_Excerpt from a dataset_
• • • •

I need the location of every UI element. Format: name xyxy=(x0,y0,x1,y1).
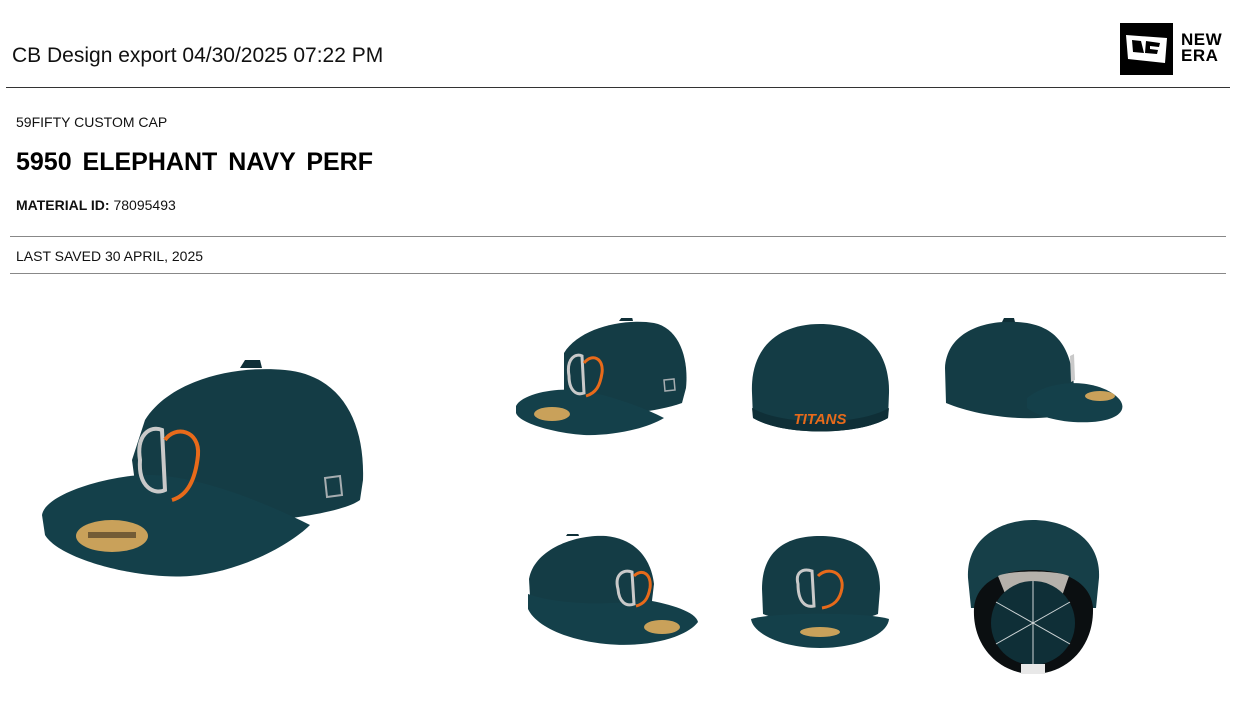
cap-view-front xyxy=(748,534,893,654)
new-era-flag-icon xyxy=(1120,23,1173,75)
material-id-value: 78095493 xyxy=(113,197,176,213)
cap-view-back: TITANS xyxy=(748,318,893,438)
material-id: MATERIAL ID: 78095493 xyxy=(16,197,176,213)
header-divider xyxy=(6,87,1230,88)
cap-view-right-front xyxy=(526,534,701,654)
cap-view-right-side xyxy=(942,318,1132,428)
cap-view-underbrim xyxy=(966,518,1101,678)
back-titans-text: TITANS xyxy=(793,411,846,428)
material-id-label: MATERIAL ID: xyxy=(16,197,110,213)
cap-view-left-front xyxy=(514,318,689,438)
product-name: 5950 ELEPHANT NAVY PERF xyxy=(16,148,374,176)
cap-main-view xyxy=(40,360,370,580)
export-title: CB Design export 04/30/2025 07:22 PM xyxy=(12,44,384,67)
product-category: 59FIFTY CUSTOM CAP xyxy=(16,114,168,130)
new-era-wordmark: NEW ERA xyxy=(1181,30,1223,65)
last-saved: LAST SAVED 30 APRIL, 2025 xyxy=(16,248,204,264)
section-divider xyxy=(10,236,1226,237)
section-divider xyxy=(10,273,1226,274)
new-era-logo: NEW ERA xyxy=(1120,23,1222,75)
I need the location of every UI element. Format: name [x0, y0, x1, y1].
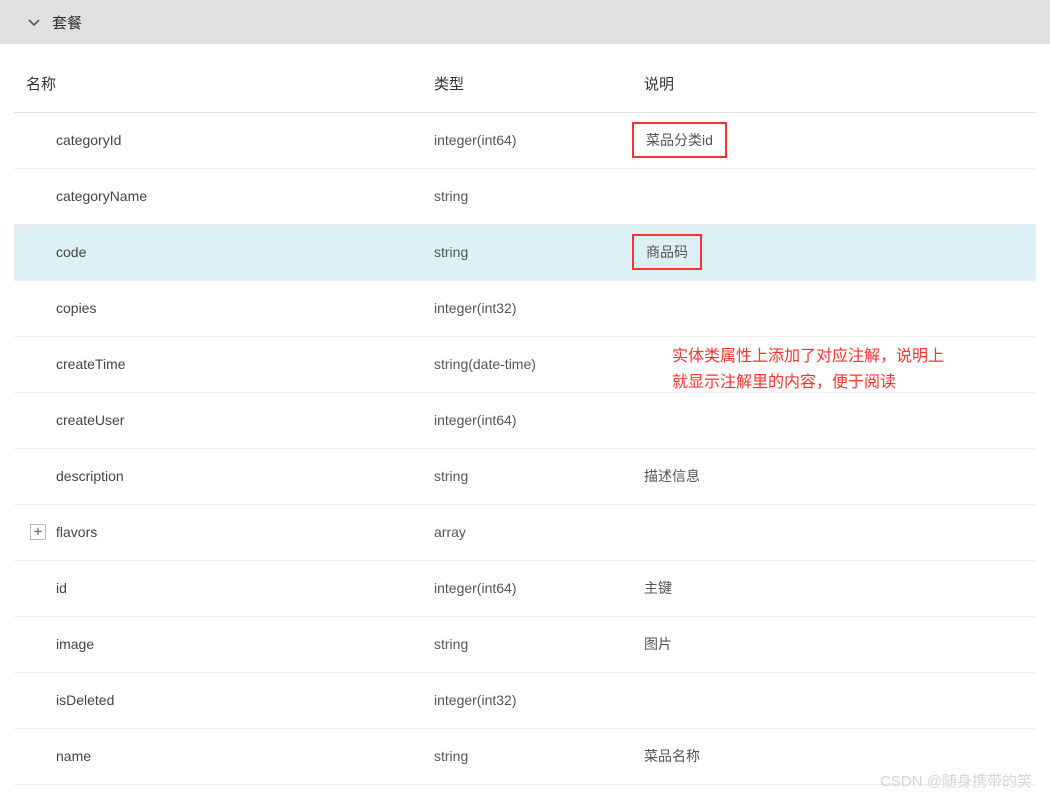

• • • •

Filter the items above, keeping every line that contains the string "section". Matching is case-sensitive.

section-divider xyxy=(10,236,1226,237)
section-divider xyxy=(10,273,1226,274)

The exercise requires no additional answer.